┌──

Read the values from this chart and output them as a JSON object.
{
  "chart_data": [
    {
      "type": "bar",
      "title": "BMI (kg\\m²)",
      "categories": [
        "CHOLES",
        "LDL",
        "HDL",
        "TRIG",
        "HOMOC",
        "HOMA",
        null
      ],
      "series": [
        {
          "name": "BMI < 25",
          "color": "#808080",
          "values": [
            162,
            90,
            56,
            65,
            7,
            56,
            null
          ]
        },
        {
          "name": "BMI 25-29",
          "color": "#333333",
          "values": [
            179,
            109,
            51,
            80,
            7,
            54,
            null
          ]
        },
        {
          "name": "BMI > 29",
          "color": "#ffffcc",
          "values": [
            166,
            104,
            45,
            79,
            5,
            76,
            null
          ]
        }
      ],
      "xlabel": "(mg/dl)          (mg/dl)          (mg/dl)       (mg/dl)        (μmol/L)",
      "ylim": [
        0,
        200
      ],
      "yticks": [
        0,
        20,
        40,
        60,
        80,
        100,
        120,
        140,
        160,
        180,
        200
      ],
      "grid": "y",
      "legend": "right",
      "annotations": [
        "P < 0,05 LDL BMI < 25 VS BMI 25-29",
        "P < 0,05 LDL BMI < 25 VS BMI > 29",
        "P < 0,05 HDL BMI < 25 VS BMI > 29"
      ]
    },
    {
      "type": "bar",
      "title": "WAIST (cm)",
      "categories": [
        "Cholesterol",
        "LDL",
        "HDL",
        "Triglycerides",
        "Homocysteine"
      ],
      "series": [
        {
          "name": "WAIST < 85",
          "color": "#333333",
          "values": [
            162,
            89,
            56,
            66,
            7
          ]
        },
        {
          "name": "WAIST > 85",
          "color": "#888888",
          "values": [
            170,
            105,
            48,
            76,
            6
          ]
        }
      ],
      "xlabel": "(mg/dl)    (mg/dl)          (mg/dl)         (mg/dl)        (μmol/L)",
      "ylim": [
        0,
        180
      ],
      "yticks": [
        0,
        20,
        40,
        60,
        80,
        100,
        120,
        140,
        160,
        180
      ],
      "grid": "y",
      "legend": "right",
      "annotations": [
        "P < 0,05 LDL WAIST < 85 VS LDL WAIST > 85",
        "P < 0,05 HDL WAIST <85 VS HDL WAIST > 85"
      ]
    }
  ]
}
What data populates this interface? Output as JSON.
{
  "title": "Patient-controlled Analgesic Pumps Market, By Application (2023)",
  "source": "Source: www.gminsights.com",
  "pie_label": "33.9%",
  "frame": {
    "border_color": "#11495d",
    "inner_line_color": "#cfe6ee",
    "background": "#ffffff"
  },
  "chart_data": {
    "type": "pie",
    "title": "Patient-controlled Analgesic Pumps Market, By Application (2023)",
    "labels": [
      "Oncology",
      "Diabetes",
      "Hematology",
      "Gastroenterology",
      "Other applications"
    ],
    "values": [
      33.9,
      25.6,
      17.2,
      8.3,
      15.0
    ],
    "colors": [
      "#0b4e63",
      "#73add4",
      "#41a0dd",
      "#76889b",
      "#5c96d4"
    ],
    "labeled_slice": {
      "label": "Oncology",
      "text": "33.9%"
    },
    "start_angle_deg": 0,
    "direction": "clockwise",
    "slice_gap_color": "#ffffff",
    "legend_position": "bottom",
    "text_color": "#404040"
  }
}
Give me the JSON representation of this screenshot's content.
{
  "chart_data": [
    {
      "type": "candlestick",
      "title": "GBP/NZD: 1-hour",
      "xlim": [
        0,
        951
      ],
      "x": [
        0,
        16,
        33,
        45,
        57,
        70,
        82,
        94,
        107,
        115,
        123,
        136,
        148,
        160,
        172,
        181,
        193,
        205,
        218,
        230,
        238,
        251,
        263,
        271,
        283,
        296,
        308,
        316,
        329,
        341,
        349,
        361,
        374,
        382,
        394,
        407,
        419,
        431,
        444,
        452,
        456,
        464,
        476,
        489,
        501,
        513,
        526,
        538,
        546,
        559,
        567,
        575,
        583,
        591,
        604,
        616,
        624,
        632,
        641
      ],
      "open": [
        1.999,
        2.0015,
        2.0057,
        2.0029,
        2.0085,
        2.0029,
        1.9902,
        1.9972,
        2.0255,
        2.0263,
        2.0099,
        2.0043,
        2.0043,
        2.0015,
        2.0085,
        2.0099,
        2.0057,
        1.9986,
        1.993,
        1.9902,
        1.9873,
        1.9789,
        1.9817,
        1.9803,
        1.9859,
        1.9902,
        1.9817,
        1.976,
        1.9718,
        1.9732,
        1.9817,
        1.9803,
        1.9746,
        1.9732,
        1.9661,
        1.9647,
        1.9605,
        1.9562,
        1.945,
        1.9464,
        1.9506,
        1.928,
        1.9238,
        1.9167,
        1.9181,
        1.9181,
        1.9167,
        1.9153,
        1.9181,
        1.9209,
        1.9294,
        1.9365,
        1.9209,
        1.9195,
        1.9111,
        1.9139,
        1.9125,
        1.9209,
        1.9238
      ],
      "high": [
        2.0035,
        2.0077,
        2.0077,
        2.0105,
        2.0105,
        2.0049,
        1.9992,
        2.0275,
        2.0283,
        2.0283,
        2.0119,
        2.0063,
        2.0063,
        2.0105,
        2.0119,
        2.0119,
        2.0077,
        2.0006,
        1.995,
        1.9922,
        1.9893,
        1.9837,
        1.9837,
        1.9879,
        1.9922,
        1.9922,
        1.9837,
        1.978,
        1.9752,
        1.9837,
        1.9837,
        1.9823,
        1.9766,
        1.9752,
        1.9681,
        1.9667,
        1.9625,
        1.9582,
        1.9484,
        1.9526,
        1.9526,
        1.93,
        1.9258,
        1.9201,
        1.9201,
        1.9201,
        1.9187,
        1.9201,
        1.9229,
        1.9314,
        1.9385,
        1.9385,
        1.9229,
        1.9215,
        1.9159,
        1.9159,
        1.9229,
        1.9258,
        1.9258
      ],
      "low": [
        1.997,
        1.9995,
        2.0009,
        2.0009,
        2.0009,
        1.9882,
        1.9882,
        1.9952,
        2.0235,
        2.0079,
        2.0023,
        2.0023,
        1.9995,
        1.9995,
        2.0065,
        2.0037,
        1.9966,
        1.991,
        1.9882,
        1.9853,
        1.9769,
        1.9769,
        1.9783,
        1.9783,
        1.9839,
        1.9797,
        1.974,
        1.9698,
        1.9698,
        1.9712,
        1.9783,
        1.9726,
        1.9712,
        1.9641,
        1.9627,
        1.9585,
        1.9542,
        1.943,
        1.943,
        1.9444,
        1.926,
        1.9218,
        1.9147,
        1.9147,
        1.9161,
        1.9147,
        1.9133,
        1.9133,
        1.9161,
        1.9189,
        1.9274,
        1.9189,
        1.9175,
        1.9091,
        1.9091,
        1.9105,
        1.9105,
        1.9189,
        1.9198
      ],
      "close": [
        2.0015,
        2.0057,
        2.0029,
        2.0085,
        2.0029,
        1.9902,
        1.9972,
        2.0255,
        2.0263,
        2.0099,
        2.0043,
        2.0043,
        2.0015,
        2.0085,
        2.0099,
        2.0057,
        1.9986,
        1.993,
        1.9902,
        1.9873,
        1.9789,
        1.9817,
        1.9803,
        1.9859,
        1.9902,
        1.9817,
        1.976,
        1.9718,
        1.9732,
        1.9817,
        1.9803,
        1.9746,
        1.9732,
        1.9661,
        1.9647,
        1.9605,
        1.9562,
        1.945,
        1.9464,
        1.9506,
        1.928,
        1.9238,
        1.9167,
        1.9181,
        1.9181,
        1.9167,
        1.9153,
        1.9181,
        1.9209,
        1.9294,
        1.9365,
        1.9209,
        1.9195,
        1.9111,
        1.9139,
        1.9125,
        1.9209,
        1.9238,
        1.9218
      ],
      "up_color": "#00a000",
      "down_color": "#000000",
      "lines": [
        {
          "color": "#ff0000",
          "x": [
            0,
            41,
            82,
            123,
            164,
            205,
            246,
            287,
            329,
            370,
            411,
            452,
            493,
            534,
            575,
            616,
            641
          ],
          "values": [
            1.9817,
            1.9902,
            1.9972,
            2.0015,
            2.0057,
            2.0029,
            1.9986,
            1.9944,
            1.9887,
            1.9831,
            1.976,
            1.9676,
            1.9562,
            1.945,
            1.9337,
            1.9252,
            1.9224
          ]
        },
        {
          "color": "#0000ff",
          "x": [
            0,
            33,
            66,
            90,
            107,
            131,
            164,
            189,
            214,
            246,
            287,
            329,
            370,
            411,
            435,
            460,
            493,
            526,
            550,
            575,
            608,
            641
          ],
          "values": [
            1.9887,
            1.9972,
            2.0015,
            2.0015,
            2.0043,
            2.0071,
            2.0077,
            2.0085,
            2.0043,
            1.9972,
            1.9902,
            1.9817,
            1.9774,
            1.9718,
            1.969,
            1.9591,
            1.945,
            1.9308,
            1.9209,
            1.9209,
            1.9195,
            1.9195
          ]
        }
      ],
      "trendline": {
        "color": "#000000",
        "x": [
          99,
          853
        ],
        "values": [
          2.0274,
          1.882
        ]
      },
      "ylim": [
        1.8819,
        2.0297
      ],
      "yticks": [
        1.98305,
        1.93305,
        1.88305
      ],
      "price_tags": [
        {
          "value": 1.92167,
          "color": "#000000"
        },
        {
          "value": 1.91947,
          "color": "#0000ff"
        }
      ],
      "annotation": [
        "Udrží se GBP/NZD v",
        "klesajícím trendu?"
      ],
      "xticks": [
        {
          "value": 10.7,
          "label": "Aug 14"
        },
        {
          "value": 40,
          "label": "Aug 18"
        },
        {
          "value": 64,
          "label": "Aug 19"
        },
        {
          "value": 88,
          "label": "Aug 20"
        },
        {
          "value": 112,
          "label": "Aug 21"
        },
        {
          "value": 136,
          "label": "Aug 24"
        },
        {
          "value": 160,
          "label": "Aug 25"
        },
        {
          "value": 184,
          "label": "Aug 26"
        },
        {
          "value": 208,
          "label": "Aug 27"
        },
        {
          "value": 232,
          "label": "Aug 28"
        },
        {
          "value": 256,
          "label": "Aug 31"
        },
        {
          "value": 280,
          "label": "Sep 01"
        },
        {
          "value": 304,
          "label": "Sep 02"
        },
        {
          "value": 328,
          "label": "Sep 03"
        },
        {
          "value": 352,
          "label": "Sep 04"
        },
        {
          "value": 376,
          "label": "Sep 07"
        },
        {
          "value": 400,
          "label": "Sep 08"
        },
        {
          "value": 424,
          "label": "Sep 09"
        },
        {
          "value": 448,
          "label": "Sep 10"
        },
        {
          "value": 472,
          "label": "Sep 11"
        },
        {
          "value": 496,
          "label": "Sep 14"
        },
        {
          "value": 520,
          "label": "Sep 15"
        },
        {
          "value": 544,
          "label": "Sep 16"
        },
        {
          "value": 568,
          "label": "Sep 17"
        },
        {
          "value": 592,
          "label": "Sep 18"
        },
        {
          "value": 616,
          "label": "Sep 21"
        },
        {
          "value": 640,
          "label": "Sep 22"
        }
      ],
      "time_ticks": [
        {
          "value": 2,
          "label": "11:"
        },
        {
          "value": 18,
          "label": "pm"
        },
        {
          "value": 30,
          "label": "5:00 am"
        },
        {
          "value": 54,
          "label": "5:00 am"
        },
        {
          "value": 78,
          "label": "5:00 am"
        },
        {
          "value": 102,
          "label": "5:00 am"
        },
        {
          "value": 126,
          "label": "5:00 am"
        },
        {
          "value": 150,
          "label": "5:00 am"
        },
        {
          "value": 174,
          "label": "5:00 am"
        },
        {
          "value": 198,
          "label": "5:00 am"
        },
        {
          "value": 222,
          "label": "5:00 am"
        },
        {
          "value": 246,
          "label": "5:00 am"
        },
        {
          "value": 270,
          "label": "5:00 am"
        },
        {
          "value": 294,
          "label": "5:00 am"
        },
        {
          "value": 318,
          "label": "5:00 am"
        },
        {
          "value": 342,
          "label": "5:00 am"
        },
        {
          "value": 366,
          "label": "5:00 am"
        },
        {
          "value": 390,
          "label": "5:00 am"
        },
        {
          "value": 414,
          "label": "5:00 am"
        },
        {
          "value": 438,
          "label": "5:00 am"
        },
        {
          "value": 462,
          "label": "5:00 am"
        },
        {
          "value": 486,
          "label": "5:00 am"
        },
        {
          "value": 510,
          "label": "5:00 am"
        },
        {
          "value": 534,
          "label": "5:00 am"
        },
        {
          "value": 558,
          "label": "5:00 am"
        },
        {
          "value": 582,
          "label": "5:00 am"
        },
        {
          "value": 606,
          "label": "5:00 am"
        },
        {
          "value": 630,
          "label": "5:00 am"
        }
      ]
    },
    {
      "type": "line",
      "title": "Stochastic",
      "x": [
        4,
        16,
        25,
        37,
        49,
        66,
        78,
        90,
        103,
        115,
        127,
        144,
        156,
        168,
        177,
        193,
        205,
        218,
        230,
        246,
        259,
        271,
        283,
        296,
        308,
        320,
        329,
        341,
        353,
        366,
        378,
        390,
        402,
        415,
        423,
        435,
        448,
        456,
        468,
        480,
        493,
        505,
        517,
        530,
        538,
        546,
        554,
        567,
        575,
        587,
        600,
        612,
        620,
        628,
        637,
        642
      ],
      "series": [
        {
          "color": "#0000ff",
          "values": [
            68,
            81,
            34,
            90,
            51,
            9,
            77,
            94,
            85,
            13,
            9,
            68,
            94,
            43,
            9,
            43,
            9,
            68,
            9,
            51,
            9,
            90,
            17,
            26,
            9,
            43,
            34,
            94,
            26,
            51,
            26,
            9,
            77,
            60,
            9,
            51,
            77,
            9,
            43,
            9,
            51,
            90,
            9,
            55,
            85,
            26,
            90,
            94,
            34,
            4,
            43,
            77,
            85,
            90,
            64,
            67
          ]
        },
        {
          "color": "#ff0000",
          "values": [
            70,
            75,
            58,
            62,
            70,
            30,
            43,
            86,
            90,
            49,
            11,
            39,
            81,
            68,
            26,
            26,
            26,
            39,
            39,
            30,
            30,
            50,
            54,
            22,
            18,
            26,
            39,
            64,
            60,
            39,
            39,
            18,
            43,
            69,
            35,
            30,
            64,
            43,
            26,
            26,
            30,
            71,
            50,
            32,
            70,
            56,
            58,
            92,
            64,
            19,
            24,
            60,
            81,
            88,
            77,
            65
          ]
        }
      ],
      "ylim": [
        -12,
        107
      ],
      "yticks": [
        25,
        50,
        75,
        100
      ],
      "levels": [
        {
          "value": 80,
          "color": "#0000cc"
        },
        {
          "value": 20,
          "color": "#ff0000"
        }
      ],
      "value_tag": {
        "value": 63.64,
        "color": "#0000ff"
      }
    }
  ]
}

└──

_WHAT TO DO_
Above are several records. Count the lines among them that contain "xlabel" and give only the total.

_WRITTEN SOLUTION_
2